> _What you need to do_
Extract each line holding the word "بوسحاقي" from the entries.

★ ★ ★

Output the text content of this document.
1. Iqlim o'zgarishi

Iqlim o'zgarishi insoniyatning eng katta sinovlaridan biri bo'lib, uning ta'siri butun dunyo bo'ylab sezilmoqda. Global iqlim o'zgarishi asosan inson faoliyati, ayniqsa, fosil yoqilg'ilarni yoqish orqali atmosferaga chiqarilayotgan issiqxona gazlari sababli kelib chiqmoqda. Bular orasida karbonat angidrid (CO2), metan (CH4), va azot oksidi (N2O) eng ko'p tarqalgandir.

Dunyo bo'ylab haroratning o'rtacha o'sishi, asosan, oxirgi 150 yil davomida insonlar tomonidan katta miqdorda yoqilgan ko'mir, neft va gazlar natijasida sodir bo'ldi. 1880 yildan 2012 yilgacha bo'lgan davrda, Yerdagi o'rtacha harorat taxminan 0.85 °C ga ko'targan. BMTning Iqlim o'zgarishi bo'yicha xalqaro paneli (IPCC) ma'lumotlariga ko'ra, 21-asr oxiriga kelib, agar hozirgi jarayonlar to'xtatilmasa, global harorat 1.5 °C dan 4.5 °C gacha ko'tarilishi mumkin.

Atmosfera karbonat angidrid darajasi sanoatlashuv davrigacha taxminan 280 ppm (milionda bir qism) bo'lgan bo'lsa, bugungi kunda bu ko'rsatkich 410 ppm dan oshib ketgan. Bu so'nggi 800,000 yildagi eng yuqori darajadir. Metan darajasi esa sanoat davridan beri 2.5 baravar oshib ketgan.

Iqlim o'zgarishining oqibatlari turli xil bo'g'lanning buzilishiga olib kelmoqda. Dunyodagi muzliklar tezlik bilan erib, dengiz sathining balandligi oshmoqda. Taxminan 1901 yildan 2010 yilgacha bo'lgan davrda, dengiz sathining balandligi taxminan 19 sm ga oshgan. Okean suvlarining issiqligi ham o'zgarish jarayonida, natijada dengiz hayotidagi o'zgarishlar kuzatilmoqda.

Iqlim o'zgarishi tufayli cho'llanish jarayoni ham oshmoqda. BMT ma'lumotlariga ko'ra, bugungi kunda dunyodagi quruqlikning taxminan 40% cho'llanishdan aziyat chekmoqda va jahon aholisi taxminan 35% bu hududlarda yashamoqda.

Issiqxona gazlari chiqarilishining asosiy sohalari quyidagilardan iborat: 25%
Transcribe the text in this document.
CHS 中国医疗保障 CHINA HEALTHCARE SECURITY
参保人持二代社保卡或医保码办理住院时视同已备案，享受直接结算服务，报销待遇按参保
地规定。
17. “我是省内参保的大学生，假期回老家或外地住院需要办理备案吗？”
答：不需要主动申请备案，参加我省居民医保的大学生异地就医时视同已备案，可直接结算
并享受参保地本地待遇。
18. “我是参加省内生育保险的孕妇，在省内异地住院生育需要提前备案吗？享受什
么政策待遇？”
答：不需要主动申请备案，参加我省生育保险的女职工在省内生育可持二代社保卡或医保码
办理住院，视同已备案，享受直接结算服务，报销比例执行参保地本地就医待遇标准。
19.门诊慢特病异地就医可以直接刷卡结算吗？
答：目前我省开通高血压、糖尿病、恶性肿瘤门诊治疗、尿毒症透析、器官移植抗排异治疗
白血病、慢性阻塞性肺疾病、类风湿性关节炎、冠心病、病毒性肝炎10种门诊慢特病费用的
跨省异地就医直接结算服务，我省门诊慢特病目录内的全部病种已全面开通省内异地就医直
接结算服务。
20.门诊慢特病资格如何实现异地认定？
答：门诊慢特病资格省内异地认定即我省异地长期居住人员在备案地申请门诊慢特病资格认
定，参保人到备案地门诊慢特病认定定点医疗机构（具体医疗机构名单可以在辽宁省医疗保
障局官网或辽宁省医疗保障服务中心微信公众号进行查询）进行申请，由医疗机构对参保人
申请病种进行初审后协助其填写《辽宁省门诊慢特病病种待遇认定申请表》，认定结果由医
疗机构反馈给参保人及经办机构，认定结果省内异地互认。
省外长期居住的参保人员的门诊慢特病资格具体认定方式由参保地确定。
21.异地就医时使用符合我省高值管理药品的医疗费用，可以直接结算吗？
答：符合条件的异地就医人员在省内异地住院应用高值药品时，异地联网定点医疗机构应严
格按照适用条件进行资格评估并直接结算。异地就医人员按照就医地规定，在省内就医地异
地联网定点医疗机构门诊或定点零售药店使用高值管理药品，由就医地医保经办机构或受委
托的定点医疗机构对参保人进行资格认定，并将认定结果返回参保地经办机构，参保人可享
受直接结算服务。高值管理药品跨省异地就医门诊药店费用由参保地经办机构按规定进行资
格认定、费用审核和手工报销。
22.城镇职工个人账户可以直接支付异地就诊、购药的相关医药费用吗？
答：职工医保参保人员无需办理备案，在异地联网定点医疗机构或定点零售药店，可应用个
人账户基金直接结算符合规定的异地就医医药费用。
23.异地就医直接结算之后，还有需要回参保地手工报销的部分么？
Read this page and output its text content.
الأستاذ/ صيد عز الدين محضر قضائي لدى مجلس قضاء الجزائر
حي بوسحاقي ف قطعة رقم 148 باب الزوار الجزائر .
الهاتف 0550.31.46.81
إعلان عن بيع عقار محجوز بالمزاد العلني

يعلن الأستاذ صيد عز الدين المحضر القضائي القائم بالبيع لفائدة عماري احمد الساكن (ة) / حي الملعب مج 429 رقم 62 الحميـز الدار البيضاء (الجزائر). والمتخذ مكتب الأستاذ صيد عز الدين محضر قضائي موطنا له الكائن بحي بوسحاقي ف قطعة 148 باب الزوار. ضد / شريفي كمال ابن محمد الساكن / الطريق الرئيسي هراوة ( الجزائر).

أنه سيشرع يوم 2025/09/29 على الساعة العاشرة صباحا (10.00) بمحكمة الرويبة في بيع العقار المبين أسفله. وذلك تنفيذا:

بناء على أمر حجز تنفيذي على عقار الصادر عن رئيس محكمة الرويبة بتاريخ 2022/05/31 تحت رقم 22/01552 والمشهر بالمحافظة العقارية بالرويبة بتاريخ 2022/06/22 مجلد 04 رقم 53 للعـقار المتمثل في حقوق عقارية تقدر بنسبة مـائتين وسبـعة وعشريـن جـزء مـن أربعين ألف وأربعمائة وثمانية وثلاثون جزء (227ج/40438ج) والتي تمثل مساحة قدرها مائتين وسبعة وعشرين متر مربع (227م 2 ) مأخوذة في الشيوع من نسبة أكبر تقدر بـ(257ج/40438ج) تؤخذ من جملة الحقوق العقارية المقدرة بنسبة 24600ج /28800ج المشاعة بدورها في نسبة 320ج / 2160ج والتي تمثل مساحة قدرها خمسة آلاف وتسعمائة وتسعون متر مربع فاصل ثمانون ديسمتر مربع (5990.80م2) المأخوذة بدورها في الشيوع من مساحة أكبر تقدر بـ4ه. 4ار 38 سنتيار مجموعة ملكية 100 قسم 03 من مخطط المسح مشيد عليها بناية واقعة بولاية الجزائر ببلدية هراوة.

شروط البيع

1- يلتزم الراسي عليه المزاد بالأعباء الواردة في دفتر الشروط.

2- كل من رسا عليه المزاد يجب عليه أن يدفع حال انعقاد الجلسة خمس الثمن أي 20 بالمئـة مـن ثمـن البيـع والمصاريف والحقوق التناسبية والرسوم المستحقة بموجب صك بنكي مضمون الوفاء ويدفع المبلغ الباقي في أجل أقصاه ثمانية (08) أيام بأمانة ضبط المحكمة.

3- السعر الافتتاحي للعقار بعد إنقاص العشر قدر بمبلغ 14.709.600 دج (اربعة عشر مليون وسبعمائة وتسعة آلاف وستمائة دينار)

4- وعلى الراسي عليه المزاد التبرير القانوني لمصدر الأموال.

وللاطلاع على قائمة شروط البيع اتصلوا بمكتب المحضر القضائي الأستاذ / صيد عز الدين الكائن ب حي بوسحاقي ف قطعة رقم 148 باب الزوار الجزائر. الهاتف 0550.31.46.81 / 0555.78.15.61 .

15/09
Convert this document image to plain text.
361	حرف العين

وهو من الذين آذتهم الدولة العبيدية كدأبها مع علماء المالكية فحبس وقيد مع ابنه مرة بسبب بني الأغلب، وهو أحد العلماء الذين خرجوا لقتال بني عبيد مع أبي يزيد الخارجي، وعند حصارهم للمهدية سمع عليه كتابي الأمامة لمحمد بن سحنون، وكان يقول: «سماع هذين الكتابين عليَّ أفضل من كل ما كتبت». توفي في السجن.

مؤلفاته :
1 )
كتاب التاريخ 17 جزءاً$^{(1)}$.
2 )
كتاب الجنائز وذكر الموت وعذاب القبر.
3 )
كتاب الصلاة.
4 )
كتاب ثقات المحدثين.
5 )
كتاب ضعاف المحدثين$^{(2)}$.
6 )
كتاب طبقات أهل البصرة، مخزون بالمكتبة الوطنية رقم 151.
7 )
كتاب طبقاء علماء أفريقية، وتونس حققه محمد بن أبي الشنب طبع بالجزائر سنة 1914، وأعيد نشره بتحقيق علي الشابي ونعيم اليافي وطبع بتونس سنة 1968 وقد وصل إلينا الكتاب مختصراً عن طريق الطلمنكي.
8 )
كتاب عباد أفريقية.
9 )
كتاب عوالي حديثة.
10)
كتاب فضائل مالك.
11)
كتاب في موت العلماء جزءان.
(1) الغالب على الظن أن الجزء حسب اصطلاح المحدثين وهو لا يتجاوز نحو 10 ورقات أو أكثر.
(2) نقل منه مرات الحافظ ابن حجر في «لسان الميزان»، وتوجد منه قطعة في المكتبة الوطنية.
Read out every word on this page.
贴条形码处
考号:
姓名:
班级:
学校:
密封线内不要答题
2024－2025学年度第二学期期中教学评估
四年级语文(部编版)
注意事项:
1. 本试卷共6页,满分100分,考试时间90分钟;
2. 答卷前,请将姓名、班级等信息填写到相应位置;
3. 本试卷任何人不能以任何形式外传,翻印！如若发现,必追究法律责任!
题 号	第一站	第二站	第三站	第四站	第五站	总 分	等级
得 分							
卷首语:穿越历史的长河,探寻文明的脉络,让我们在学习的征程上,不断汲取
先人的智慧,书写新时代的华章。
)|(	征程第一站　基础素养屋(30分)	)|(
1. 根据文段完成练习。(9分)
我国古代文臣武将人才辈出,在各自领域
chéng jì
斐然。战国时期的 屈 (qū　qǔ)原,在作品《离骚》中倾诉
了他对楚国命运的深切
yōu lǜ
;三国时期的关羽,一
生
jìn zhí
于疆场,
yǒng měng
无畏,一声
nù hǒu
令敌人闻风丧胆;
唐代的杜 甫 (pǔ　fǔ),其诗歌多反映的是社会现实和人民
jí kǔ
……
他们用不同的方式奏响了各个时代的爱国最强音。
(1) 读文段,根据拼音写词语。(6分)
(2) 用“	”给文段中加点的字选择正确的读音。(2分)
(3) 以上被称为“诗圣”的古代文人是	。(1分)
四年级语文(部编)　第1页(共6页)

★ ★ ★

> _The response_
حي بوسحاقي ف قطعة رقم 148 باب الزوار الجزائر .
يعلن الأستاذ صيد عز الدين المحضر القضائي القائم بالبيع لفائدة عماري احمد الساكن (ة) / حي الملعب مج 429 رقم 62 الحميـز الدار البيضاء (الجزائر). والمتخذ مكتب الأستاذ صيد عز الدين محضر قضائي موطنا له الكائن بحي بوسحاقي ف قطعة 148 باب الزوار. ضد / شريفي كمال ابن محمد الساكن / الطريق الرئيسي هراوة ( الجزائر).
وللاطلاع على قائمة شروط البيع اتصلوا بمكتب المحضر القضائي الأستاذ / صيد عز الدين الكائن ب حي بوسحاقي ف قطعة رقم 148 باب الزوار الجزائر. الهاتف 0550.31.46.81 / 0555.78.15.61 .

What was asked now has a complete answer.